SHORT TASK =>
Return only the count of lines in which the word "Reserved" appears.

EXTRACTED RECORDS =>
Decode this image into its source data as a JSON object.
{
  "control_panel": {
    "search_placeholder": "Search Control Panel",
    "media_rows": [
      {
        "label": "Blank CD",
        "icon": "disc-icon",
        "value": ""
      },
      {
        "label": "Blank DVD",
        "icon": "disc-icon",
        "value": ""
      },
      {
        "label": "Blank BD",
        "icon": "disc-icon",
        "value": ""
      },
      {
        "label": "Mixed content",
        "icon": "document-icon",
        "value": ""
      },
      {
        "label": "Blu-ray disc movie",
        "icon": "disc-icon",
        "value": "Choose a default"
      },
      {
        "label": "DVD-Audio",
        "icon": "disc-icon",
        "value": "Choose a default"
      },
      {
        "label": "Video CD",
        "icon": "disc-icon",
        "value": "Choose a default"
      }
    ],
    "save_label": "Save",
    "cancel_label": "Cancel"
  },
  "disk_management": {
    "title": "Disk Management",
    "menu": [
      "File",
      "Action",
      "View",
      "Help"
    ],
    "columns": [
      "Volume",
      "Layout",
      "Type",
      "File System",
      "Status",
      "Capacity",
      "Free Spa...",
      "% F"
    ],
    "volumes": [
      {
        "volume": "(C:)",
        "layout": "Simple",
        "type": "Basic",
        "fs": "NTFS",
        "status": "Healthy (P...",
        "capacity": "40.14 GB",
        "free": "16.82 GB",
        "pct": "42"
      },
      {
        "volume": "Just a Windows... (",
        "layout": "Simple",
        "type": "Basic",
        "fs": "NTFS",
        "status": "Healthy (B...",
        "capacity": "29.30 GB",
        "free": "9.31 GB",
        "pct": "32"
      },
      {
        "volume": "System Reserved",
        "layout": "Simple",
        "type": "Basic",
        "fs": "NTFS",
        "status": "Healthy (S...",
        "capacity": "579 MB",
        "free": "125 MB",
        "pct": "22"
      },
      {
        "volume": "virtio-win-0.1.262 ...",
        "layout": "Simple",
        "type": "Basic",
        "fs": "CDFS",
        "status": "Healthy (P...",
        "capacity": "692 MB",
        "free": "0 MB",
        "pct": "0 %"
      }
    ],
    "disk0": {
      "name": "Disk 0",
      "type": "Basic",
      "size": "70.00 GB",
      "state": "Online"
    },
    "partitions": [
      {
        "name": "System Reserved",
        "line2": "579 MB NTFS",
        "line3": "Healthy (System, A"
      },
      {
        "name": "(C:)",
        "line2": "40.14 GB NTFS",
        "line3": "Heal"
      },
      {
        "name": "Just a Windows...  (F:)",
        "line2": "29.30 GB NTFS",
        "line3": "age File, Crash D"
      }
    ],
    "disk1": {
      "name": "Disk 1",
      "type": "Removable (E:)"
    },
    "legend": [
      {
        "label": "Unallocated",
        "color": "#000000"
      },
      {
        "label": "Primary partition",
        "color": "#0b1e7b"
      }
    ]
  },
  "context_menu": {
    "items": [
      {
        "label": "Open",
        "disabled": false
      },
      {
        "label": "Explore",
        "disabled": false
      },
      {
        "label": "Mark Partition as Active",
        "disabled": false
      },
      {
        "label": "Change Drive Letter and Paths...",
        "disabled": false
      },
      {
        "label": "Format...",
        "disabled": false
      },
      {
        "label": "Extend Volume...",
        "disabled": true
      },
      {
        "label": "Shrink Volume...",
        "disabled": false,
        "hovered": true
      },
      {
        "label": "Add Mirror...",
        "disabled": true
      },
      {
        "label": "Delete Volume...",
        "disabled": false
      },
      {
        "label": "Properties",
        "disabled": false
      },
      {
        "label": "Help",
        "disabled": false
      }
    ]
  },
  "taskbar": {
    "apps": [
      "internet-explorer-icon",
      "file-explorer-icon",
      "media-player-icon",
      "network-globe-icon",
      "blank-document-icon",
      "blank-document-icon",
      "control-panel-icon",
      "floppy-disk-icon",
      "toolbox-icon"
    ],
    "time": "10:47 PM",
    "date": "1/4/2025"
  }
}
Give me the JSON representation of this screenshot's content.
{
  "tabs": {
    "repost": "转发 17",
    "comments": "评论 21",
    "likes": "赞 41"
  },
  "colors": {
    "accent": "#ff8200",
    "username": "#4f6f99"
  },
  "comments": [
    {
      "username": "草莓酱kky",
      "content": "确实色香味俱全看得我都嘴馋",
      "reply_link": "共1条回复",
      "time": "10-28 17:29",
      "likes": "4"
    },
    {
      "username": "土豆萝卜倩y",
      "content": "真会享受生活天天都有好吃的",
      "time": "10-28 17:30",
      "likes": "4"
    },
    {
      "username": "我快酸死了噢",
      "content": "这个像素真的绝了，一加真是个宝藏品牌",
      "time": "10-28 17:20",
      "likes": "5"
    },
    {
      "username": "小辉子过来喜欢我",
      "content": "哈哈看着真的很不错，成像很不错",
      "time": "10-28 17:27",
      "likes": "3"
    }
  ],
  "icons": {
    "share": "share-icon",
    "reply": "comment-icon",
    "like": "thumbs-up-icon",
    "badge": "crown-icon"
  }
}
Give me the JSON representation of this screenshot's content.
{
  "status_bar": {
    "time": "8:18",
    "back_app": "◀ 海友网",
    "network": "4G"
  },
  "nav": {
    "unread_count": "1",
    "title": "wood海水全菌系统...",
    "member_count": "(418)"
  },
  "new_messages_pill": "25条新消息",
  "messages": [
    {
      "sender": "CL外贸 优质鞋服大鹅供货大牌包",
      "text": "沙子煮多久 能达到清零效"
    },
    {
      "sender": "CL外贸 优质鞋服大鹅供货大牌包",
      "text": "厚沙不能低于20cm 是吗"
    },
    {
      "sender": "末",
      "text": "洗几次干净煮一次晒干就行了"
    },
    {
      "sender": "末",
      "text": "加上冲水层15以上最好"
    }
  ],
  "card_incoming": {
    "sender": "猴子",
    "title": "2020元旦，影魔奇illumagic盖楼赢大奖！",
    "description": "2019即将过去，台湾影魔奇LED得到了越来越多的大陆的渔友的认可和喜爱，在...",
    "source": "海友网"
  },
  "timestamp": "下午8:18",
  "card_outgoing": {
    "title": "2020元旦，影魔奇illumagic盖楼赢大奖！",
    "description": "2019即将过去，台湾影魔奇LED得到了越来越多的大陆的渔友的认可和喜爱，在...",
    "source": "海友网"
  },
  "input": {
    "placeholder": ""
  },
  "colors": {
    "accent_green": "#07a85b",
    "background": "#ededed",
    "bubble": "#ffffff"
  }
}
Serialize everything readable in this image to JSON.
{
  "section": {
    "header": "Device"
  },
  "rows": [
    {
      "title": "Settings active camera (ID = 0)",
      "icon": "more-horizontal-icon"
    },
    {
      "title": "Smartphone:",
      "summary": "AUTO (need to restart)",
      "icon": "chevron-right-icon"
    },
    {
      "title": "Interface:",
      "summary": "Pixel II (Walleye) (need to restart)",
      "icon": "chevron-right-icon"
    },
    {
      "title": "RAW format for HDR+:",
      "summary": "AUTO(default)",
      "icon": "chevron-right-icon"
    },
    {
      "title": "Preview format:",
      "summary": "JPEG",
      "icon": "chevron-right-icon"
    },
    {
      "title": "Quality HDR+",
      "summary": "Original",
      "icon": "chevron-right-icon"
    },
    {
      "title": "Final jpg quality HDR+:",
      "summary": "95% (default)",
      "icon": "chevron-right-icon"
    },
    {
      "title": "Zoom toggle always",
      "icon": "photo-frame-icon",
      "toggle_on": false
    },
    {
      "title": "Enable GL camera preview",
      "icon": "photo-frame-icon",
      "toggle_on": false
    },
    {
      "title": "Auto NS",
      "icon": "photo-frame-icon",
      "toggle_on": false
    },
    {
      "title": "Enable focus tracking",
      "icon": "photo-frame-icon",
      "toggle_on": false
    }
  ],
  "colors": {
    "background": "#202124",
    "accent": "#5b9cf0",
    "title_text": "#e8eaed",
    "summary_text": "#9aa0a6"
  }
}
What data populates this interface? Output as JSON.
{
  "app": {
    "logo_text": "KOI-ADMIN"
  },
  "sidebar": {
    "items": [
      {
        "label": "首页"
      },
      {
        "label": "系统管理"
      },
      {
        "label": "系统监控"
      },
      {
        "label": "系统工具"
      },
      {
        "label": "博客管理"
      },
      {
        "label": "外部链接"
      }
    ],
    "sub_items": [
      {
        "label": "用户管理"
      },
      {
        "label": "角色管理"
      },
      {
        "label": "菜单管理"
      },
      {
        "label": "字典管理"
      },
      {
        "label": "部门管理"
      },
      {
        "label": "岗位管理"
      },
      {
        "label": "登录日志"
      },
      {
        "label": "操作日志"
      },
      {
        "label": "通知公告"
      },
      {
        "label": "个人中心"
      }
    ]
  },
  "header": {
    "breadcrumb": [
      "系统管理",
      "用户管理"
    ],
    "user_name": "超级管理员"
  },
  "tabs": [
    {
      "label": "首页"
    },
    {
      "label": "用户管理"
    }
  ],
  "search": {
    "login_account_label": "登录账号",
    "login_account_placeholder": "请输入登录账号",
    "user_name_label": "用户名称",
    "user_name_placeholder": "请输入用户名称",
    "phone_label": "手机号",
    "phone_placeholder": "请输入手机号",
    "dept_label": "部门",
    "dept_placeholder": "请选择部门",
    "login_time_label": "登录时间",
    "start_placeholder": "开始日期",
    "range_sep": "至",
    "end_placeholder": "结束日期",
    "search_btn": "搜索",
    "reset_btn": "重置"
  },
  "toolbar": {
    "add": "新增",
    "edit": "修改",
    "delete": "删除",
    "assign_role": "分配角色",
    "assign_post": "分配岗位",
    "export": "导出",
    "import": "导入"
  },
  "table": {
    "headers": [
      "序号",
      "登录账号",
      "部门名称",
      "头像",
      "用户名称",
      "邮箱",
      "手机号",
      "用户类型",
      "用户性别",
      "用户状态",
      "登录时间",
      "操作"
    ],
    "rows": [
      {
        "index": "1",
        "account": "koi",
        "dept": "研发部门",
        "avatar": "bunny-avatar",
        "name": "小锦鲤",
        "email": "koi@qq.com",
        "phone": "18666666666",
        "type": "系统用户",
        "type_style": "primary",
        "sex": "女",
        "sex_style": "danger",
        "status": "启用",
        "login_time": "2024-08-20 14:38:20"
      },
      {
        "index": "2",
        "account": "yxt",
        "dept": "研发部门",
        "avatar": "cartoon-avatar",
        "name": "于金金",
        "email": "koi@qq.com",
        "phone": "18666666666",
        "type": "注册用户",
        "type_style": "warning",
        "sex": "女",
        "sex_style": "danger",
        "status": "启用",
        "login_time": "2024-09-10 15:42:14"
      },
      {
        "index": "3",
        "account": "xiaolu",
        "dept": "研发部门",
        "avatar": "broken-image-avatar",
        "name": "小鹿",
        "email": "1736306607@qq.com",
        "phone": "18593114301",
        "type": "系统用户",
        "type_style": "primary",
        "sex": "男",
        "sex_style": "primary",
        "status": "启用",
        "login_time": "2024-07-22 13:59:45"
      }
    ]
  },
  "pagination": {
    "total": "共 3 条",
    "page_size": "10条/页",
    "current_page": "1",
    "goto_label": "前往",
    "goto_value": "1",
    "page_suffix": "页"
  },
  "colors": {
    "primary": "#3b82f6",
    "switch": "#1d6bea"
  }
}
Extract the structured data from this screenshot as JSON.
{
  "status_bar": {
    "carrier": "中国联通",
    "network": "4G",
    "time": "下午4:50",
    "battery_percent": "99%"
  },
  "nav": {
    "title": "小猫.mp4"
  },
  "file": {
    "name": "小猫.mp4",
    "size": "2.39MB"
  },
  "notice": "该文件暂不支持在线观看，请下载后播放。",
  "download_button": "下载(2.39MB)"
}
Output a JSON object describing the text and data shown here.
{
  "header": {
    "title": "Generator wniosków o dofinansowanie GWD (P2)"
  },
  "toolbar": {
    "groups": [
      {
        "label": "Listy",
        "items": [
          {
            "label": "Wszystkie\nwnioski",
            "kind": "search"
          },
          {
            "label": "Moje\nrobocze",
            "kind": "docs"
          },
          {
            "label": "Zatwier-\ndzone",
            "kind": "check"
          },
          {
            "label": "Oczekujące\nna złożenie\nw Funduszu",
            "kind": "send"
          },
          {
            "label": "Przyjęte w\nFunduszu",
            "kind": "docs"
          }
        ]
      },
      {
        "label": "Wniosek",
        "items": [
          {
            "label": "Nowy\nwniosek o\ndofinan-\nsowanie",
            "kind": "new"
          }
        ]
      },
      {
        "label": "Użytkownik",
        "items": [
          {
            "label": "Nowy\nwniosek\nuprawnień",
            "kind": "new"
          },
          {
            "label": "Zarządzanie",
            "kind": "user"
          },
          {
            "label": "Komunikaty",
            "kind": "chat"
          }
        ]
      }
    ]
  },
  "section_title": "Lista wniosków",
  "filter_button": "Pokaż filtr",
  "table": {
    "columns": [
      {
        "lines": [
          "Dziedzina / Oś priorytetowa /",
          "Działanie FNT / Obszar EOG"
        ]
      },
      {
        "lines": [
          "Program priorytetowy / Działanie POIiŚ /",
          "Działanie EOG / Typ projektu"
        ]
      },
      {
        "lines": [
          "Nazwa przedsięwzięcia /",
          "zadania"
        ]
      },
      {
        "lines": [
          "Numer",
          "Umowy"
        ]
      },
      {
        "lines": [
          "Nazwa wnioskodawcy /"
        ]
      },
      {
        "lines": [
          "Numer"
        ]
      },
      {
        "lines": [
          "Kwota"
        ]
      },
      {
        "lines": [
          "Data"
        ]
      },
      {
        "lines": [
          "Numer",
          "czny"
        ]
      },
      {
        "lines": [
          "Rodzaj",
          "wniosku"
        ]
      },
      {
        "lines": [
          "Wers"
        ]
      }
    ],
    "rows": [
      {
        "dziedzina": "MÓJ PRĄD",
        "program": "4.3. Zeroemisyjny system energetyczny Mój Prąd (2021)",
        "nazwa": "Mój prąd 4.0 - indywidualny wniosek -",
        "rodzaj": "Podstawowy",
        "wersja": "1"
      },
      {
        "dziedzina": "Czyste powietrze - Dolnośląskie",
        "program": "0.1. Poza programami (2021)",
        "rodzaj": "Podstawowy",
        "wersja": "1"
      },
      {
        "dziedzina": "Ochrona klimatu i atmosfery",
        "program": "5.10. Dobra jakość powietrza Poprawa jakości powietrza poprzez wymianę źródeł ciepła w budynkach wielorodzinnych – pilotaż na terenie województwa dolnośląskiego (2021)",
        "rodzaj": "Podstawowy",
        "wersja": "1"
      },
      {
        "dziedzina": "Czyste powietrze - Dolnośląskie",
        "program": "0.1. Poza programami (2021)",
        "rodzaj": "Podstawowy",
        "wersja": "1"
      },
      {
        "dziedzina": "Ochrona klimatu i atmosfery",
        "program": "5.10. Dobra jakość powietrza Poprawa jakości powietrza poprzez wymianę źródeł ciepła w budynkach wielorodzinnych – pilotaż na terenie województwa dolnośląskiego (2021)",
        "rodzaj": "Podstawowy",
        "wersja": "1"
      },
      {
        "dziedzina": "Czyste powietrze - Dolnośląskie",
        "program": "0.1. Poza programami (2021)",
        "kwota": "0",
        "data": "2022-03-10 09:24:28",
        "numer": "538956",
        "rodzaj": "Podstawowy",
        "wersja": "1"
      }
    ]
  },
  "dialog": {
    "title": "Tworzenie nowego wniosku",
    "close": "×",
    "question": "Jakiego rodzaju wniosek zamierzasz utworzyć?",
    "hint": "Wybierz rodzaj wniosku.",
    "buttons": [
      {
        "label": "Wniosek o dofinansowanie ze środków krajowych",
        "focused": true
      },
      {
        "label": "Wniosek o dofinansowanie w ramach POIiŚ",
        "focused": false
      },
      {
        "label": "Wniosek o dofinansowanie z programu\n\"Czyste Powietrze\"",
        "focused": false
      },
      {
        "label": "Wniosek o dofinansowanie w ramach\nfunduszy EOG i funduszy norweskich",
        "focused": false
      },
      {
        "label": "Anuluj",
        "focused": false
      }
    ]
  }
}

COMPLETE OUTPUT =>
2